◆ **INFORMATION SHOWN**:
☆ ☆ ☆ ☆ ☆
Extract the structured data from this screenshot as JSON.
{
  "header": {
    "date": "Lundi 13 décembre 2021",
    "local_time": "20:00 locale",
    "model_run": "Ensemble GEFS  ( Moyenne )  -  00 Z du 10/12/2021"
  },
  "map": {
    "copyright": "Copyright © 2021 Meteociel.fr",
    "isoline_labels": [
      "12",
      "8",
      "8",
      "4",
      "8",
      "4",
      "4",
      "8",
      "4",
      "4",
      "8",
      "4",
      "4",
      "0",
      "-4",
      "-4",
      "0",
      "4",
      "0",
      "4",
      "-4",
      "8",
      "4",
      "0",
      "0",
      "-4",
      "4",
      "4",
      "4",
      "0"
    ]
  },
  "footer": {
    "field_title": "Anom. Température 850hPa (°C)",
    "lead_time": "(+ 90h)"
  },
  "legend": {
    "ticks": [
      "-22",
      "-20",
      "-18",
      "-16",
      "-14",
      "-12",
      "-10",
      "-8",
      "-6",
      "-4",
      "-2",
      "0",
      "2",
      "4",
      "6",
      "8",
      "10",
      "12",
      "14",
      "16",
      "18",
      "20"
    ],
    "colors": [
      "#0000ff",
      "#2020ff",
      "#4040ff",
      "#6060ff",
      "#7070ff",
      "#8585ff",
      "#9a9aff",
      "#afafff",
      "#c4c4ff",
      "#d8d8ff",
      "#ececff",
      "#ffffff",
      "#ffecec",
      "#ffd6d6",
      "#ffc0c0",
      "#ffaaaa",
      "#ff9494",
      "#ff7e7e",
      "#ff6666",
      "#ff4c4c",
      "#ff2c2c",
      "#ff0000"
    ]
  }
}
☆ ☆ ☆ ☆ ☆
◆ **JOB**: Output all of the data again. Match it exactly.

◆ **RIGHT ANSWER**:
Extract the structured data from this screenshot as JSON.
{
  "header": {
    "date": "Lundi 13 décembre 2021",
    "local_time": "20:00 locale",
    "model_run": "Ensemble GEFS  ( Moyenne )  -  00 Z du 10/12/2021"
  },
  "map": {
    "copyright": "Copyright © 2021 Meteociel.fr",
    "isoline_labels": [
      "12",
      "8",
      "8",
      "4",
      "8",
      "4",
      "4",
      "8",
      "4",
      "4",
      "8",
      "4",
      "4",
      "0",
      "-4",
      "-4",
      "0",
      "4",
      "0",
      "4",
      "-4",
      "8",
      "4",
      "0",
      "0",
      "-4",
      "4",
      "4",
      "4",
      "0"
    ]
  },
  "footer": {
    "field_title": "Anom. Température 850hPa (°C)",
    "lead_time": "(+ 90h)"
  },
  "legend": {
    "ticks": [
      "-22",
      "-20",
      "-18",
      "-16",
      "-14",
      "-12",
      "-10",
      "-8",
      "-6",
      "-4",
      "-2",
      "0",
      "2",
      "4",
      "6",
      "8",
      "10",
      "12",
      "14",
      "16",
      "18",
      "20"
    ],
    "colors": [
      "#0000ff",
      "#2020ff",
      "#4040ff",
      "#6060ff",
      "#7070ff",
      "#8585ff",
      "#9a9aff",
      "#afafff",
      "#c4c4ff",
      "#d8d8ff",
      "#ececff",
      "#ffffff",
      "#ffecec",
      "#ffd6d6",
      "#ffc0c0",
      "#ffaaaa",
      "#ff9494",
      "#ff7e7e",
      "#ff6666",
      "#ff4c4c",
      "#ff2c2c",
      "#ff0000"
    ]
  }
}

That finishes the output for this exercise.